Repeat the listing in full, word for word.

===== Material to process =====

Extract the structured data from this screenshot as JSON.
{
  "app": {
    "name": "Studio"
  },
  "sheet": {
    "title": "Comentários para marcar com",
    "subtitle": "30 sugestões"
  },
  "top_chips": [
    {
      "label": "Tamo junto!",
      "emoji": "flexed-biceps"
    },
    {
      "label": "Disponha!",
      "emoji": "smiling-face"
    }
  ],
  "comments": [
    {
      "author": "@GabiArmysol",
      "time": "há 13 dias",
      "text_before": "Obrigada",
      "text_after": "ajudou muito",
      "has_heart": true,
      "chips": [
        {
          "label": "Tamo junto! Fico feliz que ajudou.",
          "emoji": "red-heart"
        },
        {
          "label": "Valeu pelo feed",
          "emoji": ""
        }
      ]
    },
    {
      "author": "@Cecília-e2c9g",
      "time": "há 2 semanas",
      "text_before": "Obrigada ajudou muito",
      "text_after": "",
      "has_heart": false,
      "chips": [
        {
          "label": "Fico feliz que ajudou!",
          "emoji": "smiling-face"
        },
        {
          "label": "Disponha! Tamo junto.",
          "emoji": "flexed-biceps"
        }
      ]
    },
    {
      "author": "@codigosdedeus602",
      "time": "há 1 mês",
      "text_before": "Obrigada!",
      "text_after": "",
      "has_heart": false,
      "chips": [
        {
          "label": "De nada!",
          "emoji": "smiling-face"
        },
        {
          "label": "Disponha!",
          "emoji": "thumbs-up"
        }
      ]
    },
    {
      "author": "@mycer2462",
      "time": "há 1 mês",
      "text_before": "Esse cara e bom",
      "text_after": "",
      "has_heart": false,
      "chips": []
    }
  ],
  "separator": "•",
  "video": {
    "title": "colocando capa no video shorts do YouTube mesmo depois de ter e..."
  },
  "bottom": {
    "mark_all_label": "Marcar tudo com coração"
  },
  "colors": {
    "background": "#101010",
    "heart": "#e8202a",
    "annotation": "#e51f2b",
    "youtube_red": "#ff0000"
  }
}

=====

Result below:
Extract the structured data from this screenshot as JSON.
{
  "app": {
    "name": "Studio"
  },
  "sheet": {
    "title": "Comentários para marcar com",
    "subtitle": "30 sugestões"
  },
  "top_chips": [
    {
      "label": "Tamo junto!",
      "emoji": "flexed-biceps"
    },
    {
      "label": "Disponha!",
      "emoji": "smiling-face"
    }
  ],
  "comments": [
    {
      "author": "@GabiArmysol",
      "time": "há 13 dias",
      "text_before": "Obrigada",
      "text_after": "ajudou muito",
      "has_heart": true,
      "chips": [
        {
          "label": "Tamo junto! Fico feliz que ajudou.",
          "emoji": "red-heart"
        },
        {
          "label": "Valeu pelo feed",
          "emoji": ""
        }
      ]
    },
    {
      "author": "@Cecília-e2c9g",
      "time": "há 2 semanas",
      "text_before": "Obrigada ajudou muito",
      "text_after": "",
      "has_heart": false,
      "chips": [
        {
          "label": "Fico feliz que ajudou!",
          "emoji": "smiling-face"
        },
        {
          "label": "Disponha! Tamo junto.",
          "emoji": "flexed-biceps"
        }
      ]
    },
    {
      "author": "@codigosdedeus602",
      "time": "há 1 mês",
      "text_before": "Obrigada!",
      "text_after": "",
      "has_heart": false,
      "chips": [
        {
          "label": "De nada!",
          "emoji": "smiling-face"
        },
        {
          "label": "Disponha!",
          "emoji": "thumbs-up"
        }
      ]
    },
    {
      "author": "@mycer2462",
      "time": "há 1 mês",
      "text_before": "Esse cara e bom",
      "text_after": "",
      "has_heart": false,
      "chips": []
    }
  ],
  "separator": "•",
  "video": {
    "title": "colocando capa no video shorts do YouTube mesmo depois de ter e..."
  },
  "bottom": {
    "mark_all_label": "Marcar tudo com coração"
  },
  "colors": {
    "background": "#101010",
    "heart": "#e8202a",
    "annotation": "#e51f2b",
    "youtube_red": "#ff0000"
  }
}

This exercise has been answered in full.